Figure data in JSON.
## Start
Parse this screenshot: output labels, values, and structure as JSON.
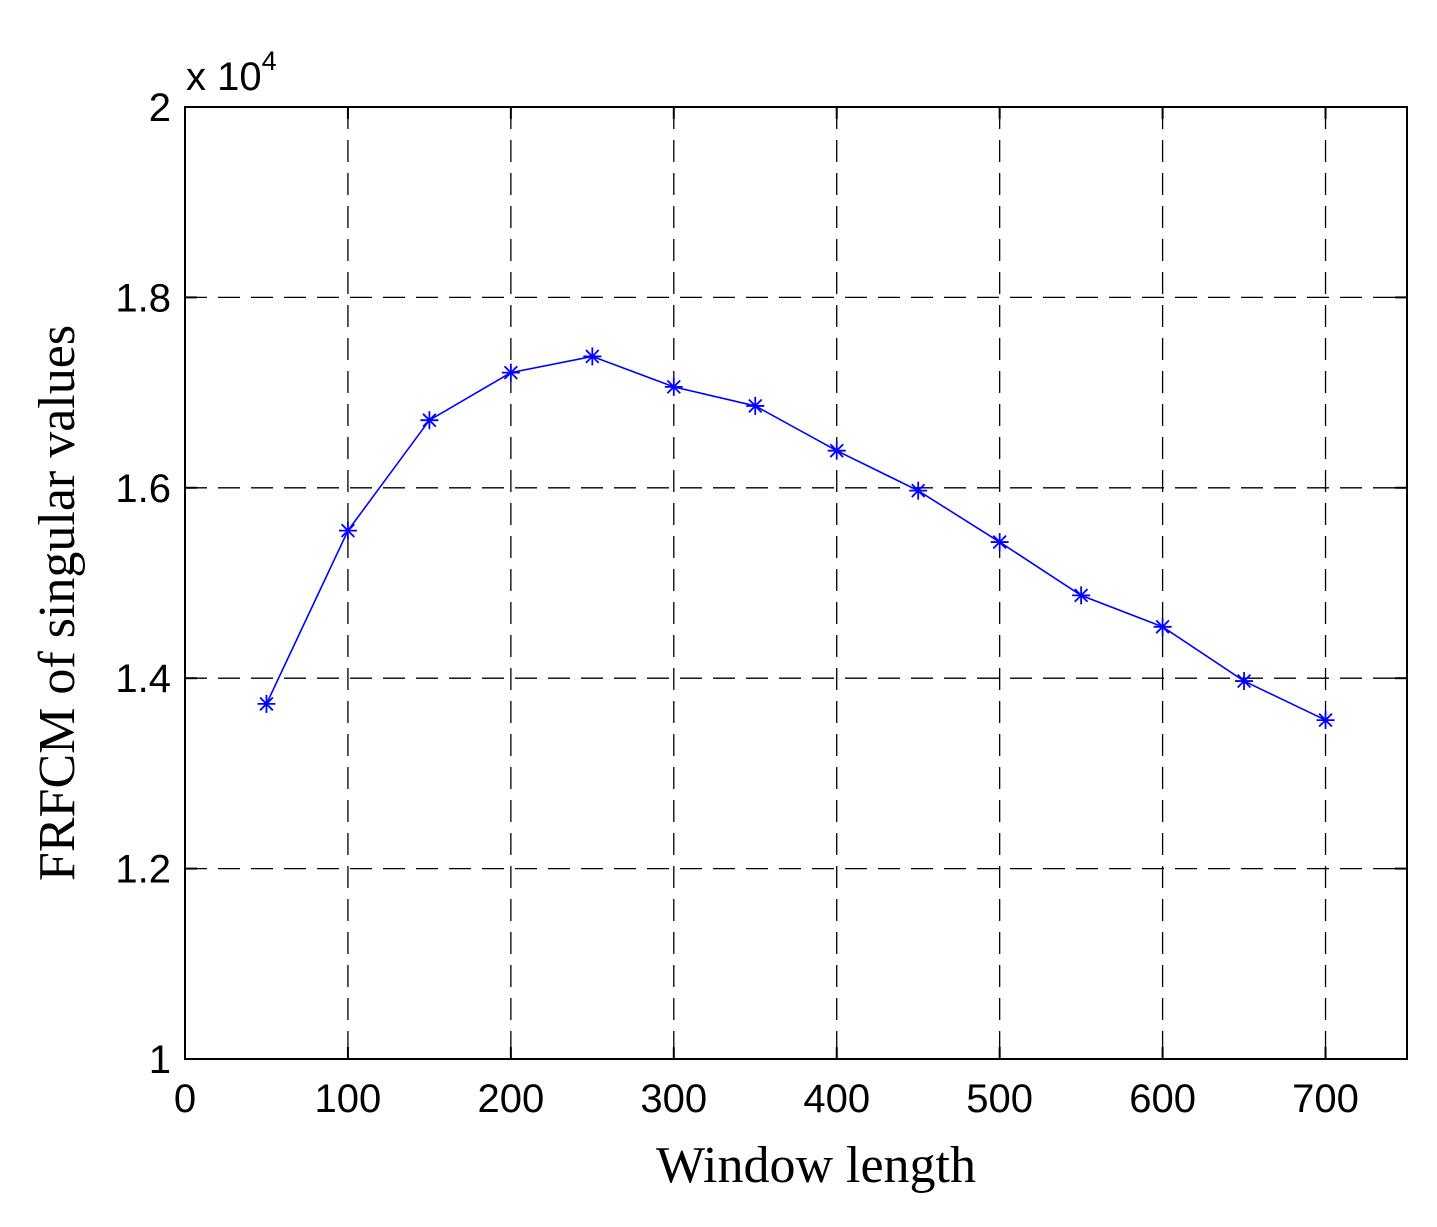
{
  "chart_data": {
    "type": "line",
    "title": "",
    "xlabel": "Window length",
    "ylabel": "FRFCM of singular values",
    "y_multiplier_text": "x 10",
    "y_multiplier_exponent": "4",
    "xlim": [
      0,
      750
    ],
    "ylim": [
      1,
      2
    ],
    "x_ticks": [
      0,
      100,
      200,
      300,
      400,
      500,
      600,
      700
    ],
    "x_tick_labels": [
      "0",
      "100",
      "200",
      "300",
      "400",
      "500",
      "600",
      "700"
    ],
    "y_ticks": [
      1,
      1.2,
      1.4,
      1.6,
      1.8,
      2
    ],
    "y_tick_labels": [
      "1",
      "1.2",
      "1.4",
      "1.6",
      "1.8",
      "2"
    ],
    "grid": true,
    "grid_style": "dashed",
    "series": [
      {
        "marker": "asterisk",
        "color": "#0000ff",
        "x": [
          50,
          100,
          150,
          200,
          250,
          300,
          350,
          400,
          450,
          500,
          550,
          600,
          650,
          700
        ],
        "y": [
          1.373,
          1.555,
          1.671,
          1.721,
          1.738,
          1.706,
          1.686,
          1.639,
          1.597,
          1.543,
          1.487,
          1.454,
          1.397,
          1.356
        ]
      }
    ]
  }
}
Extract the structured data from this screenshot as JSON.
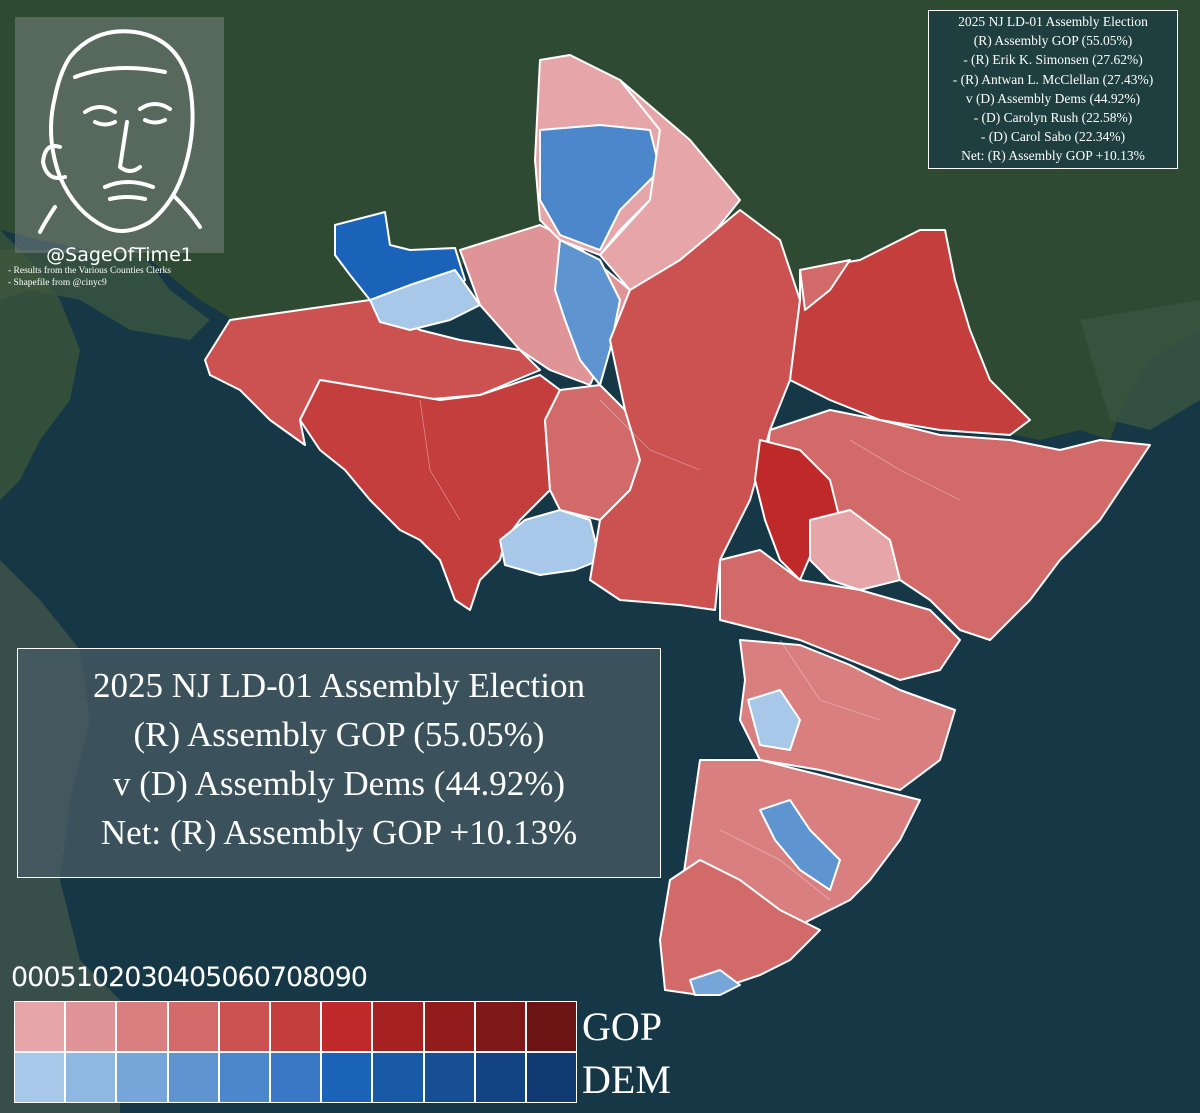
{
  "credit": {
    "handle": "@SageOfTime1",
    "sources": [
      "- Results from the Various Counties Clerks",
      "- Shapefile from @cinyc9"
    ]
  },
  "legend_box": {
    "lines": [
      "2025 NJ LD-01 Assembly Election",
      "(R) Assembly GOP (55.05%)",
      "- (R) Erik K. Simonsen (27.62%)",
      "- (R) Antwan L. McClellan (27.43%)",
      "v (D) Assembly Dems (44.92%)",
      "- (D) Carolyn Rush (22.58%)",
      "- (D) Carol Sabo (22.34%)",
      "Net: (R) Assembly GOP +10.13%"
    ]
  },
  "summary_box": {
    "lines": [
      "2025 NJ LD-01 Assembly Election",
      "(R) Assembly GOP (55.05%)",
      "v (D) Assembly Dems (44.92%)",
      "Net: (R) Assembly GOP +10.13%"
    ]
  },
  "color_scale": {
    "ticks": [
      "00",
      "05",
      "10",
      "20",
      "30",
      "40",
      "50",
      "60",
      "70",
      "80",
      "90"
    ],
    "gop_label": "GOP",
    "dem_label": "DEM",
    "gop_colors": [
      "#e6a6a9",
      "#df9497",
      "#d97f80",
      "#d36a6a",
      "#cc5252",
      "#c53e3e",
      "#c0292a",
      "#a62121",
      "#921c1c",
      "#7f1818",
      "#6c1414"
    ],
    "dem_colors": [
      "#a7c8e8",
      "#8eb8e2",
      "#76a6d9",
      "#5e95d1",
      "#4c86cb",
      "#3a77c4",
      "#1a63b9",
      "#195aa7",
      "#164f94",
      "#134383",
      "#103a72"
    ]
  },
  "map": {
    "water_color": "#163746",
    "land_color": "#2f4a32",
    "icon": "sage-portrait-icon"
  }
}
## End
What the task requires. Pull every line containing "this" out of the data above.

Finished exercise.
Parse this screenshot: output labels, values, and structure as JSON.
Extract the structured data from this screenshot as JSON.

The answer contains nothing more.